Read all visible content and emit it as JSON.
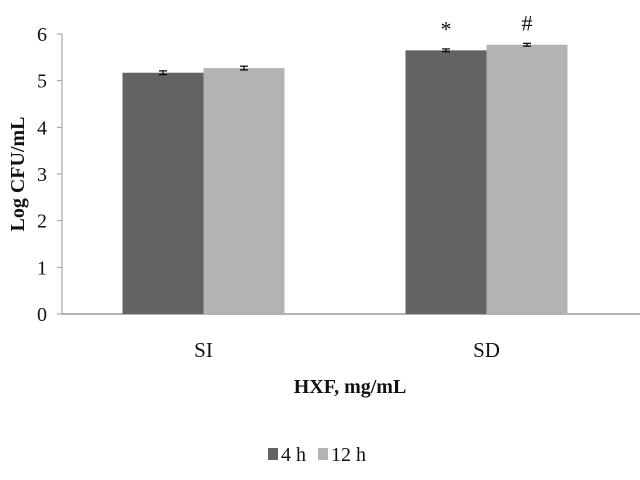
{
  "chart_data": {
    "type": "bar",
    "xlabel": "HXF, mg/mL",
    "ylabel": "Log CFU/mL",
    "ylim": [
      0,
      6
    ],
    "yticks": [
      "0",
      "1",
      "2",
      "3",
      "4",
      "5",
      "6"
    ],
    "categories": [
      "SI",
      "SD"
    ],
    "series": [
      {
        "name": "4 h",
        "values": [
          5.17,
          5.65
        ],
        "errors": [
          0.04,
          0.03
        ],
        "color": "#636363"
      },
      {
        "name": "12 h",
        "values": [
          5.27,
          5.77
        ],
        "errors": [
          0.04,
          0.03
        ],
        "color": "#b3b3b3"
      }
    ],
    "annotations": [
      {
        "category": "SD",
        "series": "4 h",
        "text": "*"
      },
      {
        "category": "SD",
        "series": "12 h",
        "text": "#"
      }
    ],
    "grid": false,
    "legend": "bottom"
  }
}
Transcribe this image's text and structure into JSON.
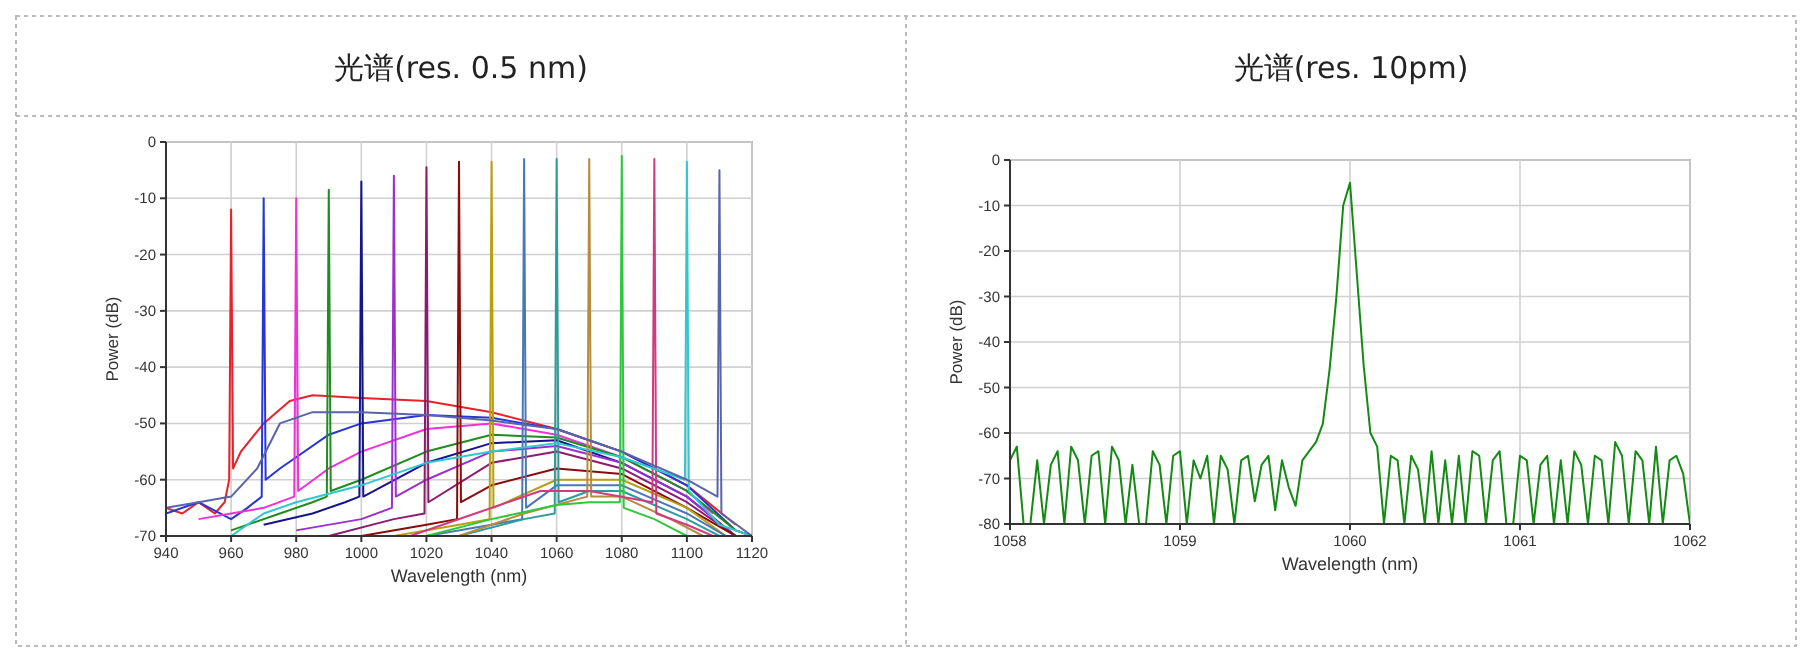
{
  "chart_data": [
    {
      "type": "line",
      "title": "光谱(res. 0.5 nm)",
      "xlabel": "Wavelength (nm)",
      "ylabel": "Power (dB)",
      "xlim": [
        940,
        1120
      ],
      "ylim": [
        -70,
        0
      ],
      "xticks": [
        940,
        960,
        980,
        1000,
        1020,
        1040,
        1060,
        1080,
        1100,
        1120
      ],
      "yticks": [
        -70,
        -60,
        -50,
        -40,
        -30,
        -20,
        -10,
        0
      ],
      "grid": true,
      "series": [
        {
          "color": "#e8222a",
          "x": [
            940,
            945,
            950,
            955,
            958,
            959.4,
            960,
            960.6,
            963,
            970,
            978,
            985,
            1000,
            1020,
            1040,
            1060,
            1080,
            1100,
            1115
          ],
          "values": [
            -65,
            -66,
            -64,
            -66,
            -64,
            -60,
            -12,
            -58,
            -55,
            -50,
            -46,
            -45,
            -45.5,
            -46,
            -48,
            -51,
            -55,
            -61,
            -68
          ]
        },
        {
          "color": "#2636d6",
          "x": [
            940,
            950,
            960,
            965,
            969.4,
            970,
            970.6,
            975,
            980,
            990,
            1000,
            1020,
            1040,
            1060,
            1080,
            1100,
            1115,
            1120
          ],
          "values": [
            -66,
            -64,
            -67,
            -65,
            -63,
            -10,
            -60,
            -58,
            -56,
            -52,
            -50,
            -48.5,
            -49,
            -51,
            -55,
            -61,
            -69,
            -70
          ]
        },
        {
          "color": "#f030d8",
          "x": [
            950,
            960,
            970,
            979.4,
            980,
            980.6,
            990,
            1000,
            1020,
            1040,
            1060,
            1080,
            1100,
            1108
          ],
          "values": [
            -67,
            -66,
            -65,
            -63,
            -10,
            -62,
            -58,
            -55,
            -51,
            -50,
            -52,
            -56,
            -62,
            -66
          ]
        },
        {
          "color": "#1e8c1e",
          "x": [
            960,
            975,
            985,
            989.4,
            990,
            990.6,
            1000,
            1020,
            1040,
            1060,
            1080,
            1100,
            1115,
            1120
          ],
          "values": [
            -69,
            -66,
            -64,
            -63,
            -8.5,
            -62,
            -60,
            -55,
            -52,
            -52.5,
            -56,
            -62,
            -69,
            -70
          ]
        },
        {
          "color": "#14148c",
          "x": [
            970,
            985,
            995,
            999.4,
            1000,
            1000.6,
            1020,
            1040,
            1060,
            1080,
            1100,
            1115
          ],
          "values": [
            -68,
            -66,
            -64,
            -63,
            -7,
            -63,
            -57,
            -53.5,
            -53,
            -57,
            -63,
            -70
          ]
        },
        {
          "color": "#9a30d0",
          "x": [
            980,
            1000,
            1009.4,
            1010,
            1010.6,
            1020,
            1040,
            1060,
            1080,
            1100,
            1115
          ],
          "values": [
            -69,
            -67,
            -65,
            -6,
            -63,
            -60,
            -55,
            -54,
            -57,
            -63,
            -70
          ]
        },
        {
          "color": "#8c1a70",
          "x": [
            990,
            1010,
            1019.4,
            1020,
            1020.6,
            1040,
            1060,
            1080,
            1100,
            1115
          ],
          "values": [
            -70,
            -67,
            -66,
            -4.5,
            -64,
            -57,
            -55,
            -58,
            -64,
            -70
          ]
        },
        {
          "color": "#8b0a0a",
          "x": [
            1000,
            1020,
            1029.4,
            1030,
            1030.6,
            1040,
            1060,
            1080,
            1100,
            1115
          ],
          "values": [
            -70,
            -68,
            -67,
            -3.5,
            -64,
            -61,
            -58,
            -59,
            -65,
            -70
          ]
        },
        {
          "color": "#b8a010",
          "x": [
            1010,
            1030,
            1039.4,
            1040,
            1040.6,
            1060,
            1080,
            1100,
            1112
          ],
          "values": [
            -70,
            -68,
            -67,
            -3.5,
            -65,
            -60,
            -60,
            -65,
            -70
          ]
        },
        {
          "color": "#4a78b4",
          "x": [
            1020,
            1040,
            1049.4,
            1050,
            1050.6,
            1060,
            1080,
            1100,
            1112
          ],
          "values": [
            -70,
            -68,
            -67,
            -3,
            -65,
            -61,
            -61,
            -66,
            -70
          ]
        },
        {
          "color": "#2e9c9c",
          "x": [
            1030,
            1050,
            1059.4,
            1060,
            1060.6,
            1070,
            1080,
            1100,
            1110
          ],
          "values": [
            -70,
            -67,
            -66,
            -3,
            -64,
            -62,
            -62,
            -67,
            -70
          ]
        },
        {
          "color": "#b88a3c",
          "x": [
            1030,
            1050,
            1069.4,
            1070,
            1070.6,
            1080,
            1095,
            1105
          ],
          "values": [
            -70,
            -66,
            -63,
            -3,
            -63,
            -63,
            -67,
            -70
          ]
        },
        {
          "color": "#2ec83c",
          "x": [
            1020,
            1040,
            1060,
            1070,
            1079.4,
            1080,
            1080.6,
            1090,
            1100
          ],
          "values": [
            -70,
            -67,
            -64.5,
            -64,
            -64,
            -2.5,
            -65,
            -67,
            -70
          ]
        },
        {
          "color": "#d03a80",
          "x": [
            1015,
            1035,
            1055,
            1070,
            1089.4,
            1090,
            1090.6,
            1100,
            1108
          ],
          "values": [
            -70,
            -66,
            -62,
            -62,
            -64,
            -3,
            -66,
            -68,
            -70
          ]
        },
        {
          "color": "#30c8d0",
          "x": [
            960,
            970,
            980,
            1000,
            1020,
            1040,
            1060,
            1080,
            1099.4,
            1100,
            1100.6,
            1110,
            1120
          ],
          "values": [
            -70,
            -66,
            -64,
            -61,
            -57,
            -55,
            -53.5,
            -56,
            -60,
            -3.5,
            -62,
            -68,
            -70
          ]
        },
        {
          "color": "#5a64a8",
          "x": [
            940,
            950,
            960,
            968,
            975,
            985,
            1000,
            1020,
            1040,
            1060,
            1080,
            1100,
            1109.4,
            1110,
            1110.6,
            1120
          ],
          "values": [
            -65,
            -64,
            -63,
            -58,
            -50,
            -48,
            -48,
            -48.5,
            -49.5,
            -51,
            -55,
            -60,
            -63,
            -5,
            -66,
            -70
          ]
        }
      ]
    },
    {
      "type": "line",
      "title": "光谱(res. 10pm)",
      "xlabel": "Wavelength (nm)",
      "ylabel": "Power (dB)",
      "xlim": [
        1058,
        1062
      ],
      "ylim": [
        -80,
        0
      ],
      "xticks": [
        1058,
        1059,
        1060,
        1061,
        1062
      ],
      "yticks": [
        -80,
        -70,
        -60,
        -50,
        -40,
        -30,
        -20,
        -10,
        0
      ],
      "grid": true,
      "series": [
        {
          "color": "#138a13",
          "x": [
            1058,
            1058.04,
            1058.08,
            1058.12,
            1058.16,
            1058.2,
            1058.24,
            1058.28,
            1058.32,
            1058.36,
            1058.4,
            1058.44,
            1058.48,
            1058.52,
            1058.56,
            1058.6,
            1058.64,
            1058.68,
            1058.72,
            1058.76,
            1058.8,
            1058.84,
            1058.88,
            1058.92,
            1058.96,
            1059,
            1059.04,
            1059.08,
            1059.12,
            1059.16,
            1059.2,
            1059.24,
            1059.28,
            1059.32,
            1059.36,
            1059.4,
            1059.44,
            1059.48,
            1059.52,
            1059.56,
            1059.6,
            1059.64,
            1059.68,
            1059.72,
            1059.76,
            1059.8,
            1059.84,
            1059.88,
            1059.92,
            1059.96,
            1060,
            1060.04,
            1060.08,
            1060.12,
            1060.16,
            1060.2,
            1060.24,
            1060.28,
            1060.32,
            1060.36,
            1060.4,
            1060.44,
            1060.48,
            1060.52,
            1060.56,
            1060.6,
            1060.64,
            1060.68,
            1060.72,
            1060.76,
            1060.8,
            1060.84,
            1060.88,
            1060.92,
            1060.96,
            1061,
            1061.04,
            1061.08,
            1061.12,
            1061.16,
            1061.2,
            1061.24,
            1061.28,
            1061.32,
            1061.36,
            1061.4,
            1061.44,
            1061.48,
            1061.52,
            1061.56,
            1061.6,
            1061.64,
            1061.68,
            1061.72,
            1061.76,
            1061.8,
            1061.84,
            1061.88,
            1061.92,
            1061.96,
            1062
          ],
          "values": [
            -66,
            -63,
            -80,
            -80,
            -66,
            -80,
            -67,
            -64,
            -80,
            -63,
            -66,
            -80,
            -65,
            -64,
            -80,
            -63,
            -66,
            -80,
            -67,
            -80,
            -80,
            -64,
            -67,
            -80,
            -65,
            -64,
            -80,
            -66,
            -70,
            -65,
            -80,
            -65,
            -68,
            -80,
            -66,
            -65,
            -75,
            -67,
            -65,
            -77,
            -66,
            -72,
            -76,
            -66,
            -64,
            -62,
            -58,
            -46,
            -30,
            -10,
            -5,
            -25,
            -45,
            -60,
            -63,
            -80,
            -65,
            -66,
            -80,
            -65,
            -68,
            -80,
            -64,
            -80,
            -66,
            -80,
            -65,
            -80,
            -64,
            -65,
            -80,
            -66,
            -64,
            -80,
            -80,
            -65,
            -66,
            -80,
            -67,
            -65,
            -80,
            -66,
            -80,
            -64,
            -67,
            -80,
            -65,
            -66,
            -80,
            -62,
            -65,
            -80,
            -64,
            -66,
            -80,
            -63,
            -80,
            -66,
            -65,
            -69,
            -80
          ]
        }
      ]
    }
  ]
}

- - - - -

* [What the task asks]
Give the number of lines where the string "series" occurs, without any further text.

* [Result below]
5